Problem requirements:
Extract every line below that contains the word "title".

Stored data:
((
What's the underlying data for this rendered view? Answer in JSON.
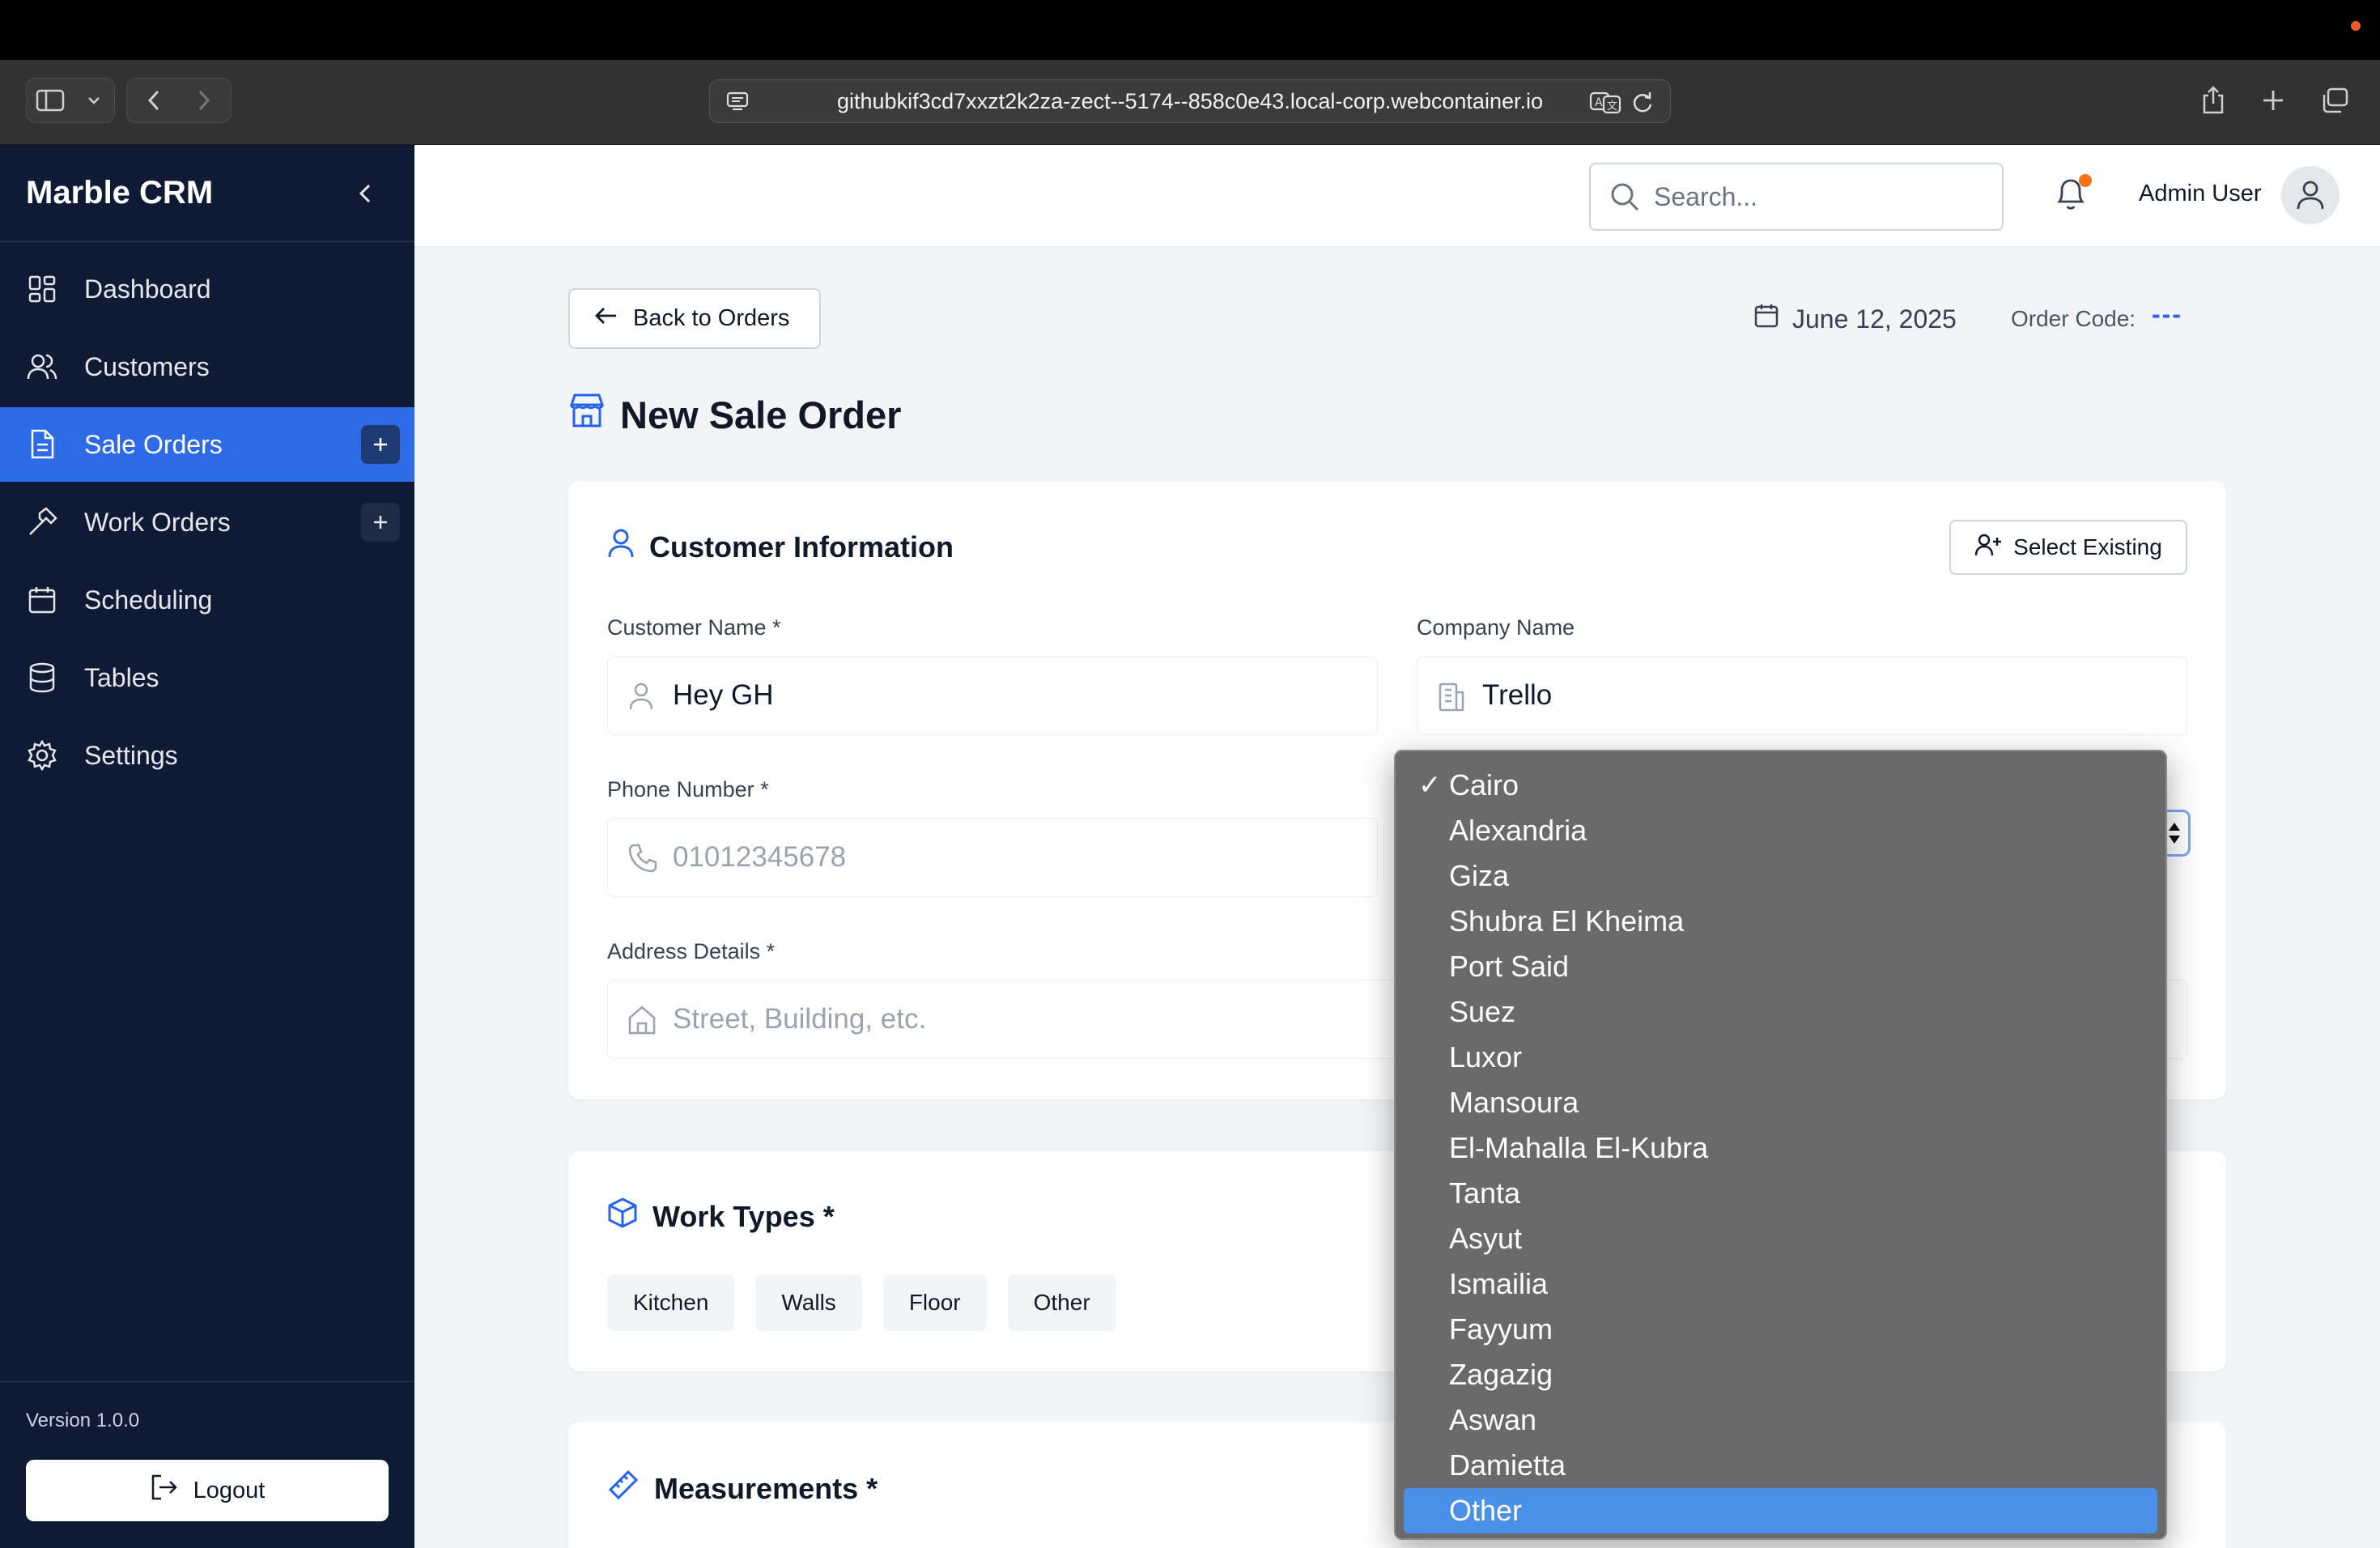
{
  "browser": {
    "url": "githubkif3cd7xxzt2k2za-zect--5174--858c0e43.local-corp.webcontainer.io"
  },
  "sidebar": {
    "brand": "Marble CRM",
    "items": [
      {
        "label": "Dashboard",
        "icon": "dashboard-icon"
      },
      {
        "label": "Customers",
        "icon": "users-icon"
      },
      {
        "label": "Sale Orders",
        "icon": "document-icon",
        "active": true
      },
      {
        "label": "Work Orders",
        "icon": "hammer-icon"
      },
      {
        "label": "Scheduling",
        "icon": "calendar-icon"
      },
      {
        "label": "Tables",
        "icon": "database-icon"
      },
      {
        "label": "Settings",
        "icon": "gear-icon"
      }
    ],
    "version": "Version 1.0.0",
    "logout": "Logout"
  },
  "header": {
    "search_placeholder": "Search...",
    "user": "Admin User"
  },
  "page": {
    "back": "Back to Orders",
    "date": "June 12, 2025",
    "order_code_label": "Order Code:",
    "order_code_value": "---",
    "title": "New Sale Order"
  },
  "customer": {
    "title": "Customer Information",
    "select_existing": "Select Existing",
    "name_label": "Customer Name *",
    "name_value": "Hey GH",
    "company_label": "Company Name",
    "company_value": "Trello",
    "phone_label": "Phone Number *",
    "phone_placeholder": "01012345678",
    "address_label": "Address Details *",
    "address_placeholder": "Street, Building, etc."
  },
  "work_types": {
    "title": "Work Types *",
    "options": [
      "Kitchen",
      "Walls",
      "Floor",
      "Other"
    ]
  },
  "measurements": {
    "title": "Measurements *"
  },
  "city_dropdown": {
    "selected": "Cairo",
    "highlighted": "Other",
    "options": [
      "Cairo",
      "Alexandria",
      "Giza",
      "Shubra El Kheima",
      "Port Said",
      "Suez",
      "Luxor",
      "Mansoura",
      "El-Mahalla El-Kubra",
      "Tanta",
      "Asyut",
      "Ismailia",
      "Fayyum",
      "Zagazig",
      "Aswan",
      "Damietta",
      "Other"
    ]
  },
  "colors": {
    "sidebar_bg": "#0f1b35",
    "accent": "#2f6ae6",
    "notification": "#f97316"
  }
}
))
Task solution:
    "title": "New Sale Order"
    "title": "Customer Information",
    "title": "Work Types *",
    "title": "Measurements *"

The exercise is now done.